▶ Task description
Return the records verbatim, from their first line through the line containing "step 5: 5 xyxy=(77,576,87,598)", both ends included.
** START Input **
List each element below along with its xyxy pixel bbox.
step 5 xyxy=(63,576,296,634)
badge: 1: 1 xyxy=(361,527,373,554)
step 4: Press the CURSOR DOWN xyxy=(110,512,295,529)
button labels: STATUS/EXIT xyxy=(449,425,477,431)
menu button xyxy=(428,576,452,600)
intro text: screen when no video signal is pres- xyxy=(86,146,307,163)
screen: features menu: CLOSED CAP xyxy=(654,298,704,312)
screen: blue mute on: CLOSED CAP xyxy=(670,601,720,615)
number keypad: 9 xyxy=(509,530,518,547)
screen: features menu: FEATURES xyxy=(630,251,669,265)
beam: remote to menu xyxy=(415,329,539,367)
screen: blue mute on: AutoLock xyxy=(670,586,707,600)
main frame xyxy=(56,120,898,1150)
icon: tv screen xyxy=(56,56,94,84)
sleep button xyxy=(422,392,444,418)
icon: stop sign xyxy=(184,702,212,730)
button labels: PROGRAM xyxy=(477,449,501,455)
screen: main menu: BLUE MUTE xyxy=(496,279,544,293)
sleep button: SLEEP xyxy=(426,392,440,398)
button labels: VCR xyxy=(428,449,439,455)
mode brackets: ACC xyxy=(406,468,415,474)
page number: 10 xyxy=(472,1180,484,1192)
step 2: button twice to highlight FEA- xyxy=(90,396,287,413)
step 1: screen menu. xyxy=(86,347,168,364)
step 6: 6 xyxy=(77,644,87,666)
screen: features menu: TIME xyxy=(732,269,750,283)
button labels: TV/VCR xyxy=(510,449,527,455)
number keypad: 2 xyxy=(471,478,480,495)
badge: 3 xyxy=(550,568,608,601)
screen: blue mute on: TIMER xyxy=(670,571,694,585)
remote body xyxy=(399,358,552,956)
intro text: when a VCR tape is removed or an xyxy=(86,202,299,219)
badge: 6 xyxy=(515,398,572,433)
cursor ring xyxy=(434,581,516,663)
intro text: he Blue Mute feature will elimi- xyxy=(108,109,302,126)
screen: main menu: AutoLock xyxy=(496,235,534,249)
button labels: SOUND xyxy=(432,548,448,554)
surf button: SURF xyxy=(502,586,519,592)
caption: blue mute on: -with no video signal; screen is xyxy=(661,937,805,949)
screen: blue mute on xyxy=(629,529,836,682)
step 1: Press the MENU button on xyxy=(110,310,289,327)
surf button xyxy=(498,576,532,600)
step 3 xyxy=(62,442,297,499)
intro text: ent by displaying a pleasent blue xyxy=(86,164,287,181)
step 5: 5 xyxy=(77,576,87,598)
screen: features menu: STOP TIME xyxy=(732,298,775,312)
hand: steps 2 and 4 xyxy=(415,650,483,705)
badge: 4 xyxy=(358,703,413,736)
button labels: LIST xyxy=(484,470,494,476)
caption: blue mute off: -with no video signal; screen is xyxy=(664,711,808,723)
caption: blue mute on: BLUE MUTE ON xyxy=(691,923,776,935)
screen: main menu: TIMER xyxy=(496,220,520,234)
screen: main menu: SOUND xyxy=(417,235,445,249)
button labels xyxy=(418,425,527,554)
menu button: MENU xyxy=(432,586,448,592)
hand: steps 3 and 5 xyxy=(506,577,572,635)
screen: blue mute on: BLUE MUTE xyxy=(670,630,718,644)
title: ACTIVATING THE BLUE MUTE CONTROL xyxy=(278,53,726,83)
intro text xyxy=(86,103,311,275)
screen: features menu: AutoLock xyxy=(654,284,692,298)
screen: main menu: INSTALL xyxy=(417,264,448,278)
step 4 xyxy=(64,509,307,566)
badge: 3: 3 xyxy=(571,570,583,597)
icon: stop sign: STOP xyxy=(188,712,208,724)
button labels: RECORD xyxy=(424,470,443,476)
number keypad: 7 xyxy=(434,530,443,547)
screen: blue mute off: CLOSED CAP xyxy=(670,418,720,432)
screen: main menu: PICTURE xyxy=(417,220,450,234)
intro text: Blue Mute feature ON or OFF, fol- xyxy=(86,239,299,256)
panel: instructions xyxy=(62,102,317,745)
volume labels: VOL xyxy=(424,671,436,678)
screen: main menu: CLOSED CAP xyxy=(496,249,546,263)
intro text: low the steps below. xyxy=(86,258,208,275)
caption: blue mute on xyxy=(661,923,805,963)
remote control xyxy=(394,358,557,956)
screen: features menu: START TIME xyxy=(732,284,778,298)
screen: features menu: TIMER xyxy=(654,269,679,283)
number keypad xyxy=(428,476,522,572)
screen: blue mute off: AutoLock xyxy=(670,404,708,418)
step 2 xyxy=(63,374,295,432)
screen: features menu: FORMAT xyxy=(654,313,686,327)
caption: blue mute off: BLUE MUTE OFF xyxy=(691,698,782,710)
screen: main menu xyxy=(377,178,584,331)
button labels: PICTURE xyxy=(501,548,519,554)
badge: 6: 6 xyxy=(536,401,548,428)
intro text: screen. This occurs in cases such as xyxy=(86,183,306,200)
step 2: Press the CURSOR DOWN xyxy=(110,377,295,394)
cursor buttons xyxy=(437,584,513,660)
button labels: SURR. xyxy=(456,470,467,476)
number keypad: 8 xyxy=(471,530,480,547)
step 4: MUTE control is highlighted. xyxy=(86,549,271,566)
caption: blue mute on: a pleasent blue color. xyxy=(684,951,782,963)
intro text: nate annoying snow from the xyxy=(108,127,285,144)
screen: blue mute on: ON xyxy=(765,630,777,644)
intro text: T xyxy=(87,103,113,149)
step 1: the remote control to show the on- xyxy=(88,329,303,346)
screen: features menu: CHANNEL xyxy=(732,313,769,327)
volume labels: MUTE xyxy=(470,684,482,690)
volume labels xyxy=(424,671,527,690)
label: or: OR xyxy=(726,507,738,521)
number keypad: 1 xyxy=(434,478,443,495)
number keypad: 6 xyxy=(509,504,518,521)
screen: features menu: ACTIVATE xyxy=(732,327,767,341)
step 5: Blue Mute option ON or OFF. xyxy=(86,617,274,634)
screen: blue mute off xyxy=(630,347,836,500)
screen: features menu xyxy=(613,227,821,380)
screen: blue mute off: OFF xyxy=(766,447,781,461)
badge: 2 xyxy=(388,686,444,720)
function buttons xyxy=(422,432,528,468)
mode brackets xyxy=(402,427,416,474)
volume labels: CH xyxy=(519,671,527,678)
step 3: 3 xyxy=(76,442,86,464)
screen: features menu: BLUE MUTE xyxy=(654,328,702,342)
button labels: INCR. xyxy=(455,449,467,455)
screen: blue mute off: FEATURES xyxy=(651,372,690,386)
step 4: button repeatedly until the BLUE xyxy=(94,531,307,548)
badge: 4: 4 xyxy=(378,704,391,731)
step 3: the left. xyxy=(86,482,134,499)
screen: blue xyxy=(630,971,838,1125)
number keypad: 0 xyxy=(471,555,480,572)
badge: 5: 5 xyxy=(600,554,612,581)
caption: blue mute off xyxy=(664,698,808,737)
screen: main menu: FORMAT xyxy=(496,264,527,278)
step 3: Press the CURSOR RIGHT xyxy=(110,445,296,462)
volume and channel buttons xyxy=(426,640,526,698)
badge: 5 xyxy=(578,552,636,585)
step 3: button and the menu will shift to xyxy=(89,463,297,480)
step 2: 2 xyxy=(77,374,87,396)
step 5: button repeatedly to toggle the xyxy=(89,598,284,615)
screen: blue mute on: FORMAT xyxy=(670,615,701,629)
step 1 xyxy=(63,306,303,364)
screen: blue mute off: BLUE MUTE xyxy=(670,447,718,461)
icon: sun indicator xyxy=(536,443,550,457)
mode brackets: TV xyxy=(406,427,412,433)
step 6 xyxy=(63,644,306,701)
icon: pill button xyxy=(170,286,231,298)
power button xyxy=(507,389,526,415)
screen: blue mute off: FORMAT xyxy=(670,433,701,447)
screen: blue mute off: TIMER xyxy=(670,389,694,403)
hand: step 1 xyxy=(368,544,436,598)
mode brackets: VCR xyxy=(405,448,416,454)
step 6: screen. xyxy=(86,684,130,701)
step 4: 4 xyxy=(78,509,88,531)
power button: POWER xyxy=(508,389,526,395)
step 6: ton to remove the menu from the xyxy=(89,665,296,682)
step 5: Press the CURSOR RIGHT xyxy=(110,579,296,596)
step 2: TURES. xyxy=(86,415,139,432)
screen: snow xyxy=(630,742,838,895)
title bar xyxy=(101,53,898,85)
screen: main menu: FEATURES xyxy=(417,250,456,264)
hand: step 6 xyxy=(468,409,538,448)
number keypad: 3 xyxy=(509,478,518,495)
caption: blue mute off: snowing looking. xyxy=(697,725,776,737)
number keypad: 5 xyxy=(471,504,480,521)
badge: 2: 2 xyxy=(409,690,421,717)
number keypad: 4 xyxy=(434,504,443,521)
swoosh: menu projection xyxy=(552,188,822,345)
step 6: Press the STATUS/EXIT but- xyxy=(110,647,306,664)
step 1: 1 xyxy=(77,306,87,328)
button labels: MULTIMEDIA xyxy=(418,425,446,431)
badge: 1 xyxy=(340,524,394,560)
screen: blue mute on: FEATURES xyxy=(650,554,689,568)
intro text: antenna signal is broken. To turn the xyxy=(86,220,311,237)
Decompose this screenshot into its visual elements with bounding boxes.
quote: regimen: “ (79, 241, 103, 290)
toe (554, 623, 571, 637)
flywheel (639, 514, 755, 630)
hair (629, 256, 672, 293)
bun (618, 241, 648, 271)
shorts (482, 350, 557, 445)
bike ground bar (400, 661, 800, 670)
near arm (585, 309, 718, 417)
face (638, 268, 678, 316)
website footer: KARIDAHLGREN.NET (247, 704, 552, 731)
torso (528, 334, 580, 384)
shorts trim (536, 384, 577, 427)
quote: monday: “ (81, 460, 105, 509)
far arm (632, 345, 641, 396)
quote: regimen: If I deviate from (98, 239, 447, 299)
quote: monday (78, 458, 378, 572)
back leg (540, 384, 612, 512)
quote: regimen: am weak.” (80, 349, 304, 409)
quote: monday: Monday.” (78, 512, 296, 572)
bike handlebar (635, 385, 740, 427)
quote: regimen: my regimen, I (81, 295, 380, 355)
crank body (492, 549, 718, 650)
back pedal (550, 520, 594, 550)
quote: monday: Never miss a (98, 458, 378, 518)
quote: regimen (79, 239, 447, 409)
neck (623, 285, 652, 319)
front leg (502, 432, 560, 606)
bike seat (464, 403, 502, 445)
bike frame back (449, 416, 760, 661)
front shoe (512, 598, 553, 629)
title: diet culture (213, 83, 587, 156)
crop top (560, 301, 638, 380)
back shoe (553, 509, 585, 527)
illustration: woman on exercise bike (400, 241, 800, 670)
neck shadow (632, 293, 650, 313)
** END Input **
▶ The completed task
List each element below along with its xyxy pixel bbox.
step 5 xyxy=(63,576,296,634)
badge: 1: 1 xyxy=(361,527,373,554)
step 4: Press the CURSOR DOWN xyxy=(110,512,295,529)
button labels: STATUS/EXIT xyxy=(449,425,477,431)
menu button xyxy=(428,576,452,600)
intro text: screen when no video signal is pres- xyxy=(86,146,307,163)
screen: features menu: CLOSED CAP xyxy=(654,298,704,312)
screen: blue mute on: CLOSED CAP xyxy=(670,601,720,615)
number keypad: 9 xyxy=(509,530,518,547)
screen: features menu: FEATURES xyxy=(630,251,669,265)
beam: remote to menu xyxy=(415,329,539,367)
screen: blue mute on: AutoLock xyxy=(670,586,707,600)
main frame xyxy=(56,120,898,1150)
icon: tv screen xyxy=(56,56,94,84)
sleep button xyxy=(422,392,444,418)
icon: stop sign xyxy=(184,702,212,730)
button labels: PROGRAM xyxy=(477,449,501,455)
screen: main menu: BLUE MUTE xyxy=(496,279,544,293)
sleep button: SLEEP xyxy=(426,392,440,398)
button labels: VCR xyxy=(428,449,439,455)
mode brackets: ACC xyxy=(406,468,415,474)
page number: 10 xyxy=(472,1180,484,1192)
step 2: button twice to highlight FEA- xyxy=(90,396,287,413)
step 1: screen menu. xyxy=(86,347,168,364)
step 6: 6 xyxy=(77,644,87,666)
screen: features menu: TIME xyxy=(732,269,750,283)
button labels: TV/VCR xyxy=(510,449,527,455)
number keypad: 2 xyxy=(471,478,480,495)
badge: 3 xyxy=(550,568,608,601)
screen: blue mute on: TIMER xyxy=(670,571,694,585)
remote body xyxy=(399,358,552,956)
intro text: when a VCR tape is removed or an xyxy=(86,202,299,219)
badge: 6 xyxy=(515,398,572,433)
cursor ring xyxy=(434,581,516,663)
intro text: he Blue Mute feature will elimi- xyxy=(108,109,302,126)
screen: main menu: AutoLock xyxy=(496,235,534,249)
button labels: SOUND xyxy=(432,548,448,554)
surf button: SURF xyxy=(502,586,519,592)
caption: blue mute on: -with no video signal; screen is xyxy=(661,937,805,949)
screen: blue mute on xyxy=(629,529,836,682)
step 1: Press the MENU button on xyxy=(110,310,289,327)
surf button xyxy=(498,576,532,600)
step 3 xyxy=(62,442,297,499)
intro text: ent by displaying a pleasent blue xyxy=(86,164,287,181)
step 5: 5 xyxy=(77,576,87,598)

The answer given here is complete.